* **Problem to work on**: Search the records for "them" and copy each line that holds it.

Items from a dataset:
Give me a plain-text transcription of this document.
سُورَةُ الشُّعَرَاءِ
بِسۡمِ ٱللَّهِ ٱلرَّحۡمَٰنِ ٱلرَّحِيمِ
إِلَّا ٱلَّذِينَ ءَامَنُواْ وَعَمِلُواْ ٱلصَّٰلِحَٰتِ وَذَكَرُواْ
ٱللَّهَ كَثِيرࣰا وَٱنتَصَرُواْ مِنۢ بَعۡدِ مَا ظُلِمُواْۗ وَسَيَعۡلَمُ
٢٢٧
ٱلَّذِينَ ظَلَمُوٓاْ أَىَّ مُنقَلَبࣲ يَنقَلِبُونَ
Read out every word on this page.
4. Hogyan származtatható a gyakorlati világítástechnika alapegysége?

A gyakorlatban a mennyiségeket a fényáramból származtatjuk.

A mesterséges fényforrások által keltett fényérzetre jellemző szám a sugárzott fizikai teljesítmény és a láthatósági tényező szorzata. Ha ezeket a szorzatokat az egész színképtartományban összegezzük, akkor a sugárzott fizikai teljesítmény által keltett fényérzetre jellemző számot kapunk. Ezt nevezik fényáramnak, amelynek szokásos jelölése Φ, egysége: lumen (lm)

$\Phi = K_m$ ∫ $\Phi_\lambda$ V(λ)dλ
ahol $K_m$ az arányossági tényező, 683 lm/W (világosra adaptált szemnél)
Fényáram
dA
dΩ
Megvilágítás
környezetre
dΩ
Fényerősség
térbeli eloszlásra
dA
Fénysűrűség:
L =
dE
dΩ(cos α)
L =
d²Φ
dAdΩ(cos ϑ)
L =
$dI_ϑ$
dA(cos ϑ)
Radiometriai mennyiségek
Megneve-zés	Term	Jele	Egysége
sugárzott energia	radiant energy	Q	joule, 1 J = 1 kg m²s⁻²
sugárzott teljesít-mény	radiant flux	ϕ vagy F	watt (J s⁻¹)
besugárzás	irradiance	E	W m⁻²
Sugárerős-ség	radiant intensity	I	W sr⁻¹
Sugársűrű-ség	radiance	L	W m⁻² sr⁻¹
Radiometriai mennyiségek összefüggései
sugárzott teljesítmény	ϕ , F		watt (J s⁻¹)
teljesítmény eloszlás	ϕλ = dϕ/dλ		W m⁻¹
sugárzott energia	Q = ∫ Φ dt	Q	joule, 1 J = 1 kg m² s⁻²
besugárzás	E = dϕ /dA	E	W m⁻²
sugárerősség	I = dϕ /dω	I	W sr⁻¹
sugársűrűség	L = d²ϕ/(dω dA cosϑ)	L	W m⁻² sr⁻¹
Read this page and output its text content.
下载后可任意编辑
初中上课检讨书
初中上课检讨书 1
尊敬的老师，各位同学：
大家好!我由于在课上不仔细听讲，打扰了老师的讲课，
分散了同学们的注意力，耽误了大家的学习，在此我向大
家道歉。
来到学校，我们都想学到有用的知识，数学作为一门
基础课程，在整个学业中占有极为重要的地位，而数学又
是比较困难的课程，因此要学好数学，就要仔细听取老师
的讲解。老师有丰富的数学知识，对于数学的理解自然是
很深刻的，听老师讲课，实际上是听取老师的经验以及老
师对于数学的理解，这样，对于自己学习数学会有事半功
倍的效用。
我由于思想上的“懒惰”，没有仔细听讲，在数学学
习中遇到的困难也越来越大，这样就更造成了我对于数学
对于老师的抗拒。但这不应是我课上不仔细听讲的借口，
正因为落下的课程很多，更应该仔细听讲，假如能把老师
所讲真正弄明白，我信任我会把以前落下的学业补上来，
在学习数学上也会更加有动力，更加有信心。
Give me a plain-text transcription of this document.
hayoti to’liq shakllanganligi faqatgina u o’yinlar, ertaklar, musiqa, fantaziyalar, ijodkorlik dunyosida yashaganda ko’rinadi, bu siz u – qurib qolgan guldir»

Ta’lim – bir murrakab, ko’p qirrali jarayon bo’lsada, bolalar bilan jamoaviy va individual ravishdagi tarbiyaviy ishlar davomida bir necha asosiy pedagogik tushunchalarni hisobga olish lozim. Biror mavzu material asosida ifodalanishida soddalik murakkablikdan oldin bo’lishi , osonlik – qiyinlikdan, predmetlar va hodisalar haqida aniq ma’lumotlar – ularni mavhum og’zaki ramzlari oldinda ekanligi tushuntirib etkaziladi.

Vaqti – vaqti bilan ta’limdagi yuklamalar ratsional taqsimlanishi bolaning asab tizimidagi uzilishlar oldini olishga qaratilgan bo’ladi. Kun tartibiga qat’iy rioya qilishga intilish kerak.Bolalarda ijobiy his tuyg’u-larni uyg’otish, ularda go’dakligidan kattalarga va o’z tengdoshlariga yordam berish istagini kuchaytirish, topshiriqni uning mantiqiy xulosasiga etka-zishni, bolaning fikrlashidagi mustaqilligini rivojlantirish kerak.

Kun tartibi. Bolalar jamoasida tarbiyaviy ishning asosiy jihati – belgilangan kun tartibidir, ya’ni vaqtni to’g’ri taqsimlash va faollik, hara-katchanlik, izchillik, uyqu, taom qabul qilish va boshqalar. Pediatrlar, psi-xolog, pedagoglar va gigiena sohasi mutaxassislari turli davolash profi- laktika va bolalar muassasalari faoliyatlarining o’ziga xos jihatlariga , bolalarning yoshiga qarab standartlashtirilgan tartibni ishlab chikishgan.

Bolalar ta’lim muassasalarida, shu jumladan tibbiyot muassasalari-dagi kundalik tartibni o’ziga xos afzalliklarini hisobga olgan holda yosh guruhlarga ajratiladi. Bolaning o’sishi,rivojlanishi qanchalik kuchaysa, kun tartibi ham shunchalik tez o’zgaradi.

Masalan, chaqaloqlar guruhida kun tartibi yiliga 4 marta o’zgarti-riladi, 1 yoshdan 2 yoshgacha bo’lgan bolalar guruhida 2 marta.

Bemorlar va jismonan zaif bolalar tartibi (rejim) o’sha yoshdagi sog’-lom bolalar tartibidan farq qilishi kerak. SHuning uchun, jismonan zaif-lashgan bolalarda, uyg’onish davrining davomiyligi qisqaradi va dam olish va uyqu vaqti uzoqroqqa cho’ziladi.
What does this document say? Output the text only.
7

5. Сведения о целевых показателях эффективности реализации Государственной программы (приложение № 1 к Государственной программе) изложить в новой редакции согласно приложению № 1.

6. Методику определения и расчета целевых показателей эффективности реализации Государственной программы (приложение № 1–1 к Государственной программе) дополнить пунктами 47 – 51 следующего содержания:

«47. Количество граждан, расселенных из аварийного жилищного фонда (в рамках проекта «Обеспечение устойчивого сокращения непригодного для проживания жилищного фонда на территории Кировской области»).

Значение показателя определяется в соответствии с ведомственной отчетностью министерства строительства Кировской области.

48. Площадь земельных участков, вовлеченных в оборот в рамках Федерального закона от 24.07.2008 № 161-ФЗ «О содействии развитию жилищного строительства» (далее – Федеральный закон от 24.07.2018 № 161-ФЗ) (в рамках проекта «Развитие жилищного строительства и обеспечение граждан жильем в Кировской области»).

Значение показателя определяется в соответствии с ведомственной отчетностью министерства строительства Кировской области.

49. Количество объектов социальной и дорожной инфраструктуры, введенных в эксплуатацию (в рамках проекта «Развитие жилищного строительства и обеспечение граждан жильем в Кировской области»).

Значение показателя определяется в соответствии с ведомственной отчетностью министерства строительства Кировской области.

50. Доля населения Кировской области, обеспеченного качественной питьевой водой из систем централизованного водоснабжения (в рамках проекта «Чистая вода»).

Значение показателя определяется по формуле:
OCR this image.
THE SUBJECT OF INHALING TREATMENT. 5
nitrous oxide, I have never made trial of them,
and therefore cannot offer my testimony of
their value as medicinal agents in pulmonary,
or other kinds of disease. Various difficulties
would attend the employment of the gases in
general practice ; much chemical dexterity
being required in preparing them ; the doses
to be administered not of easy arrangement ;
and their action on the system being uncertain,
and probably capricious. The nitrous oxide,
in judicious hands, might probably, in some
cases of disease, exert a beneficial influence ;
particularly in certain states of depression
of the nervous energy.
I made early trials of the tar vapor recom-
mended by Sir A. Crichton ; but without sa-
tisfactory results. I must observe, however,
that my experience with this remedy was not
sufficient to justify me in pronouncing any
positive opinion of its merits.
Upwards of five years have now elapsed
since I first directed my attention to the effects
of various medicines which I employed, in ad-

* **Written solution**:
nitrous oxide, I have never made trial of them,
being required in preparing them ; the doses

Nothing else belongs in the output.